Leaving out every picture, quote the data below exactly as it appears.
--- --- ---
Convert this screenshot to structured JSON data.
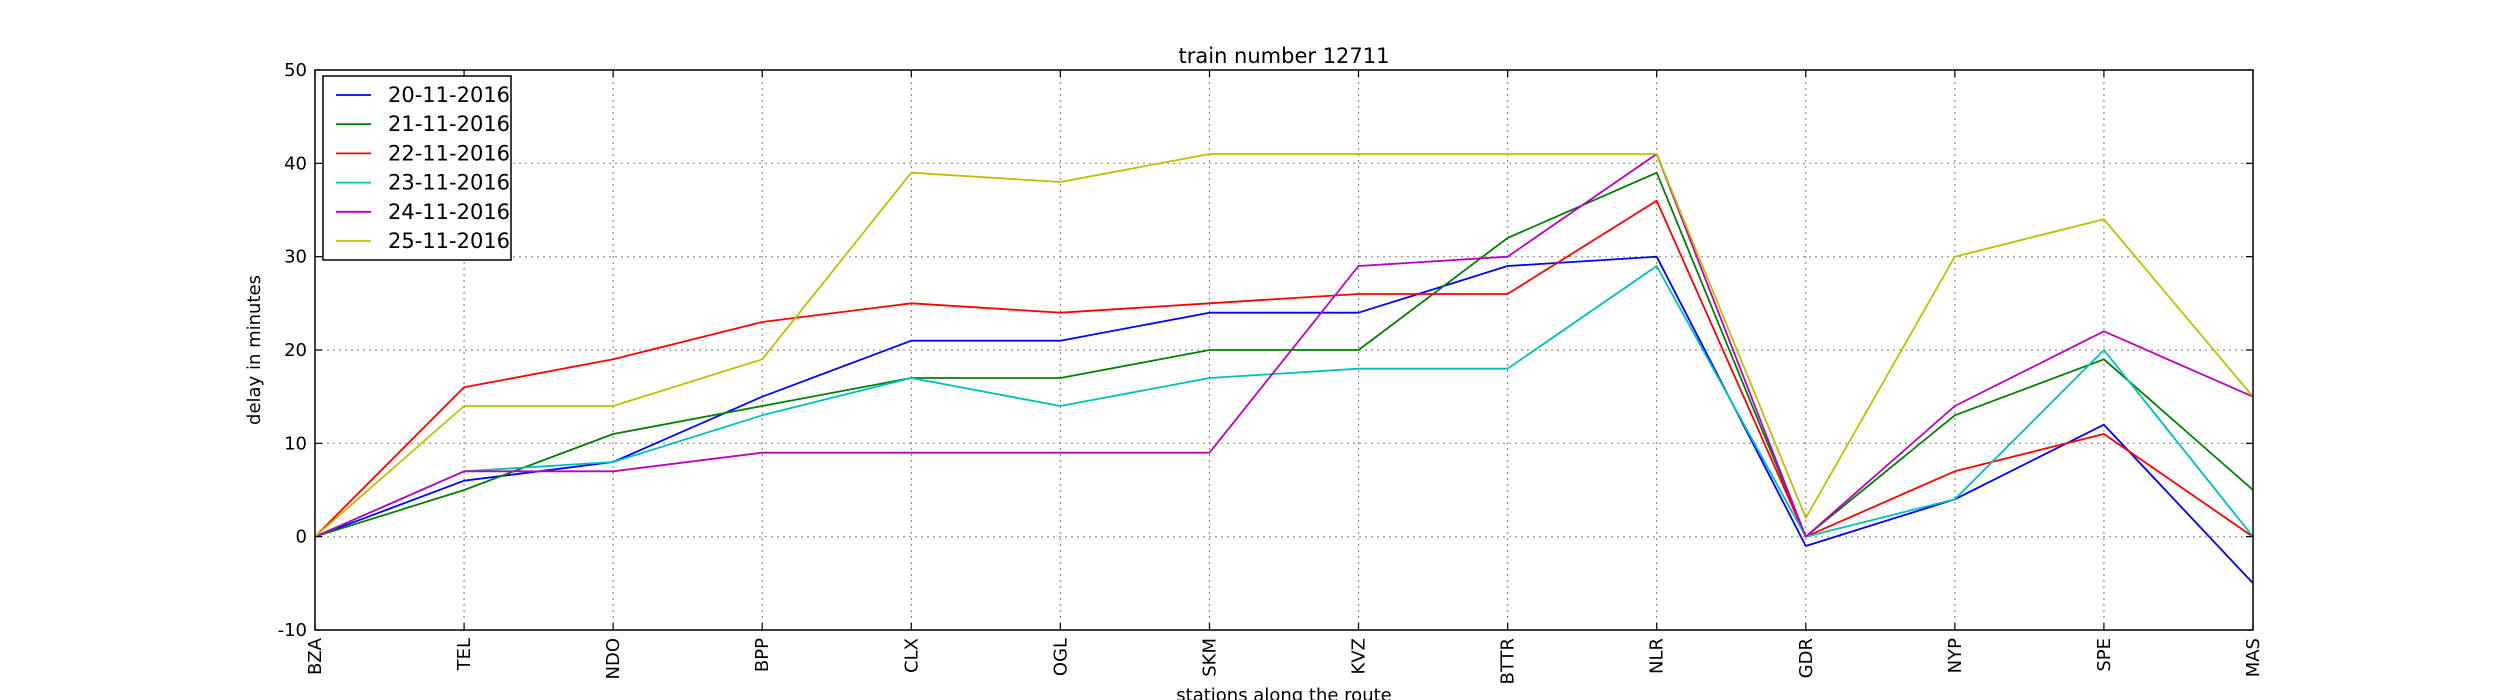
{
  "chart_data": {
    "type": "line",
    "title": "train number 12711",
    "xlabel": "stations along the route",
    "ylabel": "delay in minutes",
    "ylim": [
      -10,
      50
    ],
    "yticks": [
      -10,
      0,
      10,
      20,
      30,
      40,
      50
    ],
    "grid": true,
    "legend_position": "top-left",
    "categories": [
      "BZA",
      "TEL",
      "NDO",
      "BPP",
      "CLX",
      "OGL",
      "SKM",
      "KVZ",
      "BTTR",
      "NLR",
      "GDR",
      "NYP",
      "SPE",
      "MAS"
    ],
    "series": [
      {
        "name": "20-11-2016",
        "color": "#0000ff",
        "values": [
          0,
          6,
          8,
          15,
          21,
          21,
          24,
          24,
          29,
          30,
          -1,
          4,
          12,
          -5
        ]
      },
      {
        "name": "21-11-2016",
        "color": "#008000",
        "values": [
          0,
          5,
          11,
          14,
          17,
          17,
          20,
          20,
          32,
          39,
          0,
          13,
          19,
          5
        ]
      },
      {
        "name": "22-11-2016",
        "color": "#ff0000",
        "values": [
          0,
          16,
          19,
          23,
          25,
          24,
          25,
          26,
          26,
          36,
          0,
          7,
          11,
          0
        ]
      },
      {
        "name": "23-11-2016",
        "color": "#00bfbf",
        "values": [
          0,
          7,
          8,
          13,
          17,
          14,
          17,
          18,
          18,
          29,
          0,
          4,
          20,
          0
        ]
      },
      {
        "name": "24-11-2016",
        "color": "#bf00bf",
        "values": [
          0,
          7,
          7,
          9,
          9,
          9,
          9,
          29,
          30,
          41,
          0,
          14,
          22,
          15
        ]
      },
      {
        "name": "25-11-2016",
        "color": "#bfbf00",
        "values": [
          0,
          14,
          14,
          19,
          39,
          38,
          41,
          41,
          41,
          41,
          2,
          30,
          34,
          15
        ]
      }
    ]
  }
}
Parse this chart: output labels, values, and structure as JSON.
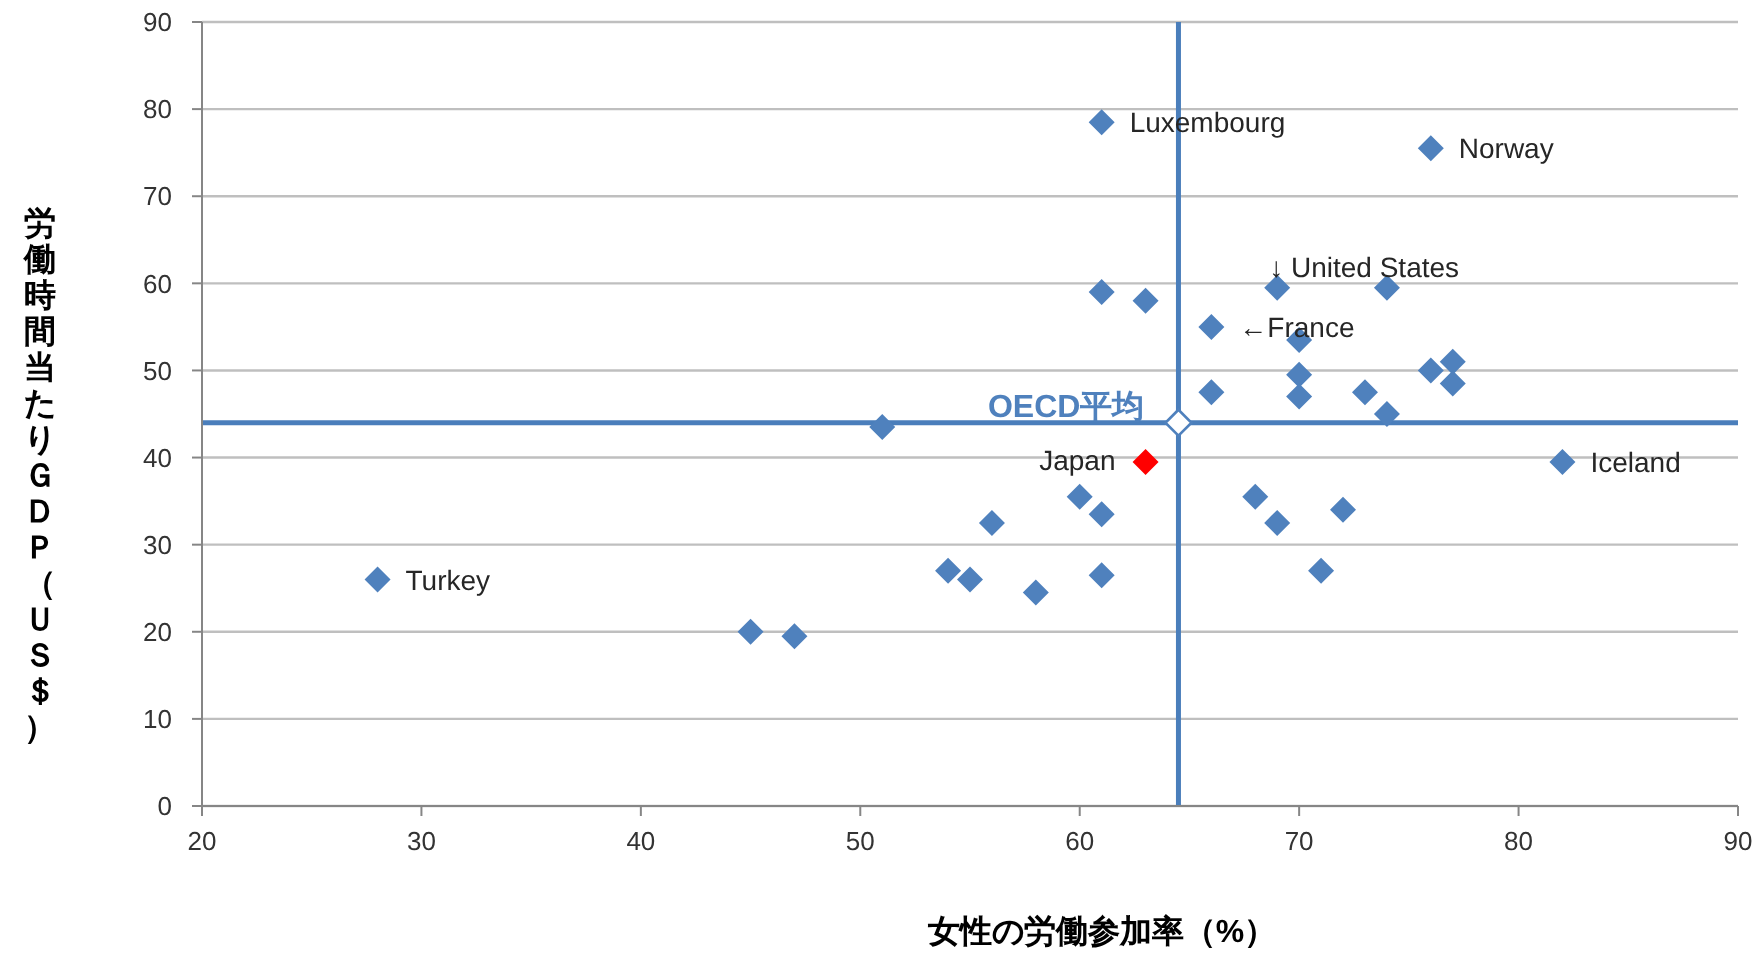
--- --- ---
## Exercise response
Convert this screenshot to structured JSON data.
{
  "chart_data": {
    "type": "line",
    "title": "train number 12711",
    "xlabel": "stations along the route",
    "ylabel": "delay in minutes",
    "ylim": [
      -10,
      50
    ],
    "yticks": [
      -10,
      0,
      10,
      20,
      30,
      40,
      50
    ],
    "grid": true,
    "legend_position": "top-left",
    "categories": [
      "BZA",
      "TEL",
      "NDO",
      "BPP",
      "CLX",
      "OGL",
      "SKM",
      "KVZ",
      "BTTR",
      "NLR",
      "GDR",
      "NYP",
      "SPE",
      "MAS"
    ],
    "series": [
      {
        "name": "20-11-2016",
        "color": "#0000ff",
        "values": [
          0,
          6,
          8,
          15,
          21,
          21,
          24,
          24,
          29,
          30,
          -1,
          4,
          12,
          -5
        ]
      },
      {
        "name": "21-11-2016",
        "color": "#008000",
        "values": [
          0,
          5,
          11,
          14,
          17,
          17,
          20,
          20,
          32,
          39,
          0,
          13,
          19,
          5
        ]
      },
      {
        "name": "22-11-2016",
        "color": "#ff0000",
        "values": [
          0,
          16,
          19,
          23,
          25,
          24,
          25,
          26,
          26,
          36,
          0,
          7,
          11,
          0
        ]
      },
      {
        "name": "23-11-2016",
        "color": "#00bfbf",
        "values": [
          0,
          7,
          8,
          13,
          17,
          14,
          17,
          18,
          18,
          29,
          0,
          4,
          20,
          0
        ]
      },
      {
        "name": "24-11-2016",
        "color": "#bf00bf",
        "values": [
          0,
          7,
          7,
          9,
          9,
          9,
          9,
          29,
          30,
          41,
          0,
          14,
          22,
          15
        ]
      },
      {
        "name": "25-11-2016",
        "color": "#bfbf00",
        "values": [
          0,
          14,
          14,
          19,
          39,
          38,
          41,
          41,
          41,
          41,
          2,
          30,
          34,
          15
        ]
      }
    ]
  }
}
Parse this chart: output labels, values, and structure as JSON.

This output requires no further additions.